>> Begin

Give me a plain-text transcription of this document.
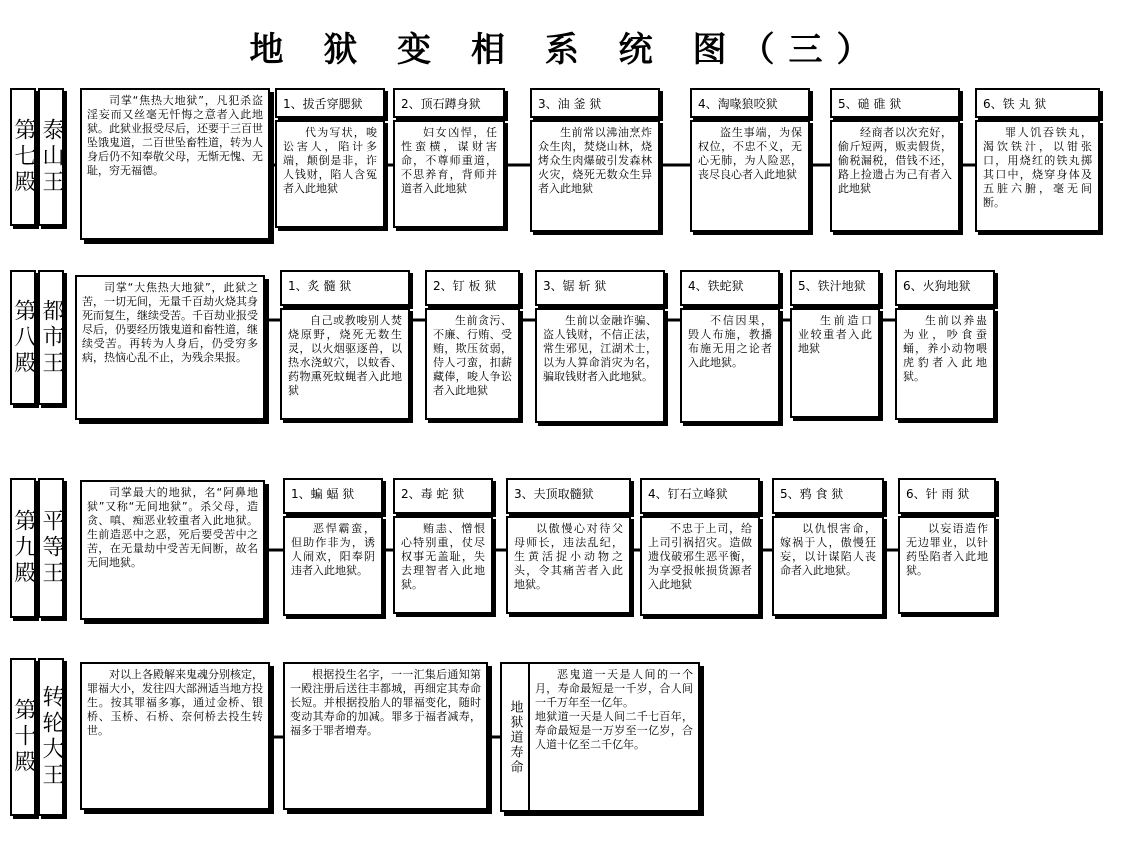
地 狱 变 相 系 统 图（三）
第七殿 泰山王
司掌“焦热大地狱”，凡犯杀盗淫妄而又丝毫无忏悔之意者入此地狱。此狱业报受尽后，还要于三百世坠饿鬼道，二百世坠畜牲道，转为人身后仍不知奉敬父母，无惭无愧、无耻，穷无福德。
1、拔舌穿腮狱
代为写状，唆讼害人，陷计多端，颠倒是非，诈人钱财，陷人含冤者入此地狱
2、顶石蹲身狱
妇女凶悍，任性蛮横，谋财害命，不尊师重道，不思养育，背师并道者入此地狱
3、油 釜 狱
生前常以沸油烹炸众生肉，焚烧山林，烧烤众生肉爆破引发森林火灾，烧死无数众生异者入此地狱
4、淘喙狼咬狱
盗生事端，为保权位，不忠不义，无心无肺，为人险恶，丧尽良心者入此地狱
5、磓 碓 狱
经商者以次充好，偷斤短两，贩卖假货，偷税漏税，借钱不还，路上捡遗占为己有者入此地狱
6、铁 丸 狱
罪人饥吞铁丸，渴饮铁汁，以钳张口，用烧红的铁丸掷其口中，烧穿身体及五脏六腑，毫无间断。
第八殿 都市王
司掌“大焦热大地狱”，此狱之苦，一切无间，无量千百劫火烧其身死而复生，继续受苦。千百劫业报受尽后，仍要经历饿鬼道和畜牲道，继续受苦。再转为人身后，仍受穷多病，热恼心乱不止，为残余果报。
1、炙 髓 狱
自己或教唆别人焚烧原野，烧死无数生灵，以火烟驱逐兽，以热水浇蚁穴，以蚊香、药物熏死蚊蝇者入此地狱
2、钉 板 狱
生前贪污、不廉、行贿、受贿，欺压贫弱，侍人刁蛮，扣薪藏俸，唆人争讼者入此地狱
3、锯 斩 狱
生前以金融诈骗、盗人钱财，不信正法，常生邪见，江湖术士，以为人算命消灾为名，骗取钱财者入此地狱。
4、铁蛇狱
不信因果，毁人布施，教播布施无用之论者入此地狱。
5、铁汁地狱
生前造口业较重者入此地狱
6、火狗地狱
生前以养蛊为业，吵食蚕蛹，养小动物喂虎豹者入此地狱。
第九殿 平等王
司掌最大的地狱，名“阿鼻地狱”又称“无间地狱”。杀父母，造贪、嗔、痴恶业较重者入此地狱。生前造恶中之恶，死后要受苦中之苦，在无量劫中受苦无间断，故名无间地狱。
1、蝙 蝠 狱
恶悍霸蛮，但助作非为，诱人闹欢，阳奉阴违者入此地狱。
2、毒 蛇 狱
贿恚、憎恨心特别重，仗尽权事无盖耻，失去理智者入此地狱。
3、夫顶取髓狱
以傲慢心对待父母师长，违法乱纪，生黄活捉小动物之头，令其痛苦者入此地狱。
4、钉石立峰狱
不忠于上司，给上司引祸招灾。造做遗伐破邪生恶平衡，为享受报帐损货源者入此地狱
5、鸦 食 狱
以仇恨害命，嫁祸于人，傲慢狂妄，以计谋陷人丧命者入此地狱。
6、针 雨 狱
以妄语造作无边罪业，以针药坠陷者入此地狱。
第十殿 转轮大王
对以上各殿解来鬼魂分别核定，罪福大小，发往四大部洲适当地方投生。按其罪福多寡，通过金桥、银桥、玉桥、石桥、奈何桥去投生转世。
根据投生名字，一一汇集后通知第一殿注册后送往丰都城，再细定其寿命长短。并根据投胎人的罪福变化，随时变动其寿命的加减。罪多于福者减寿，福多于罪者增寿。	地狱道寿命
恶鬼道一天是人间的一个月，寿命最短是一千岁，合人间一千万年至一亿年。
地狱道一天是人间二千七百年，寿命最短是一万岁至一亿岁，合人道十亿至二千亿年。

>> End

- _What you are asked to do_
Go through the entries above and print each one exactly, minus the pictures.

- _Result of this exercise_
Give me a plain-text transcription of this document.
地 狱 变 相 系 统 图（三）
第七殿 泰山王
司掌“焦热大地狱”，凡犯杀盗淫妄而又丝毫无忏悔之意者入此地狱。此狱业报受尽后，还要于三百世坠饿鬼道，二百世坠畜牲道，转为人身后仍不知奉敬父母，无惭无愧、无耻，穷无福德。
1、拔舌穿腮狱
代为写状，唆讼害人，陷计多端，颠倒是非，诈人钱财，陷人含冤者入此地狱
2、顶石蹲身狱
妇女凶悍，任性蛮横，谋财害命，不尊师重道，不思养育，背师并道者入此地狱
3、油 釜 狱
生前常以沸油烹炸众生肉，焚烧山林，烧烤众生肉爆破引发森林火灾，烧死无数众生异者入此地狱
4、淘喙狼咬狱
盗生事端，为保权位，不忠不义，无心无肺，为人险恶，丧尽良心者入此地狱
5、磓 碓 狱
经商者以次充好，偷斤短两，贩卖假货，偷税漏税，借钱不还，路上捡遗占为己有者入此地狱
6、铁 丸 狱
罪人饥吞铁丸，渴饮铁汁，以钳张口，用烧红的铁丸掷其口中，烧穿身体及五脏六腑，毫无间断。
第八殿 都市王
司掌“大焦热大地狱”，此狱之苦，一切无间，无量千百劫火烧其身死而复生，继续受苦。千百劫业报受尽后，仍要经历饿鬼道和畜牲道，继续受苦。再转为人身后，仍受穷多病，热恼心乱不止，为残余果报。
1、炙 髓 狱
自己或教唆别人焚烧原野，烧死无数生灵，以火烟驱逐兽，以热水浇蚁穴，以蚊香、药物熏死蚊蝇者入此地狱
2、钉 板 狱
生前贪污、不廉、行贿、受贿，欺压贫弱，侍人刁蛮，扣薪藏俸，唆人争讼者入此地狱
3、锯 斩 狱
生前以金融诈骗、盗人钱财，不信正法，常生邪见，江湖术士，以为人算命消灾为名，骗取钱财者入此地狱。
4、铁蛇狱
不信因果，毁人布施，教播布施无用之论者入此地狱。
5、铁汁地狱
生前造口业较重者入此地狱
6、火狗地狱
生前以养蛊为业，吵食蚕蛹，养小动物喂虎豹者入此地狱。
第九殿 平等王
司掌最大的地狱，名“阿鼻地狱”又称“无间地狱”。杀父母，造贪、嗔、痴恶业较重者入此地狱。生前造恶中之恶，死后要受苦中之苦，在无量劫中受苦无间断，故名无间地狱。
1、蝙 蝠 狱
恶悍霸蛮，但助作非为，诱人闹欢，阳奉阴违者入此地狱。
2、毒 蛇 狱
贿恚、憎恨心特别重，仗尽权事无盖耻，失去理智者入此地狱。
3、夫顶取髓狱
以傲慢心对待父母师长，违法乱纪，生黄活捉小动物之头，令其痛苦者入此地狱。
4、钉石立峰狱
不忠于上司，给上司引祸招灾。造做遗伐破邪生恶平衡，为享受报帐损货源者入此地狱
5、鸦 食 狱
以仇恨害命，嫁祸于人，傲慢狂妄，以计谋陷人丧命者入此地狱。
6、针 雨 狱
以妄语造作无边罪业，以针药坠陷者入此地狱。
第十殿 转轮大王
对以上各殿解来鬼魂分别核定，罪福大小，发往四大部洲适当地方投生。按其罪福多寡，通过金桥、银桥、玉桥、石桥、奈何桥去投生转世。
根据投生名字，一一汇集后通知第一殿注册后送往丰都城，再细定其寿命长短。并根据投胎人的罪福变化，随时变动其寿命的加减。罪多于福者减寿，福多于罪者增寿。	地狱道寿命
恶鬼道一天是人间的一个月，寿命最短是一千岁，合人间一千万年至一亿年。
地狱道一天是人间二千七百年，寿命最短是一万岁至一亿岁，合人道十亿至二千亿年。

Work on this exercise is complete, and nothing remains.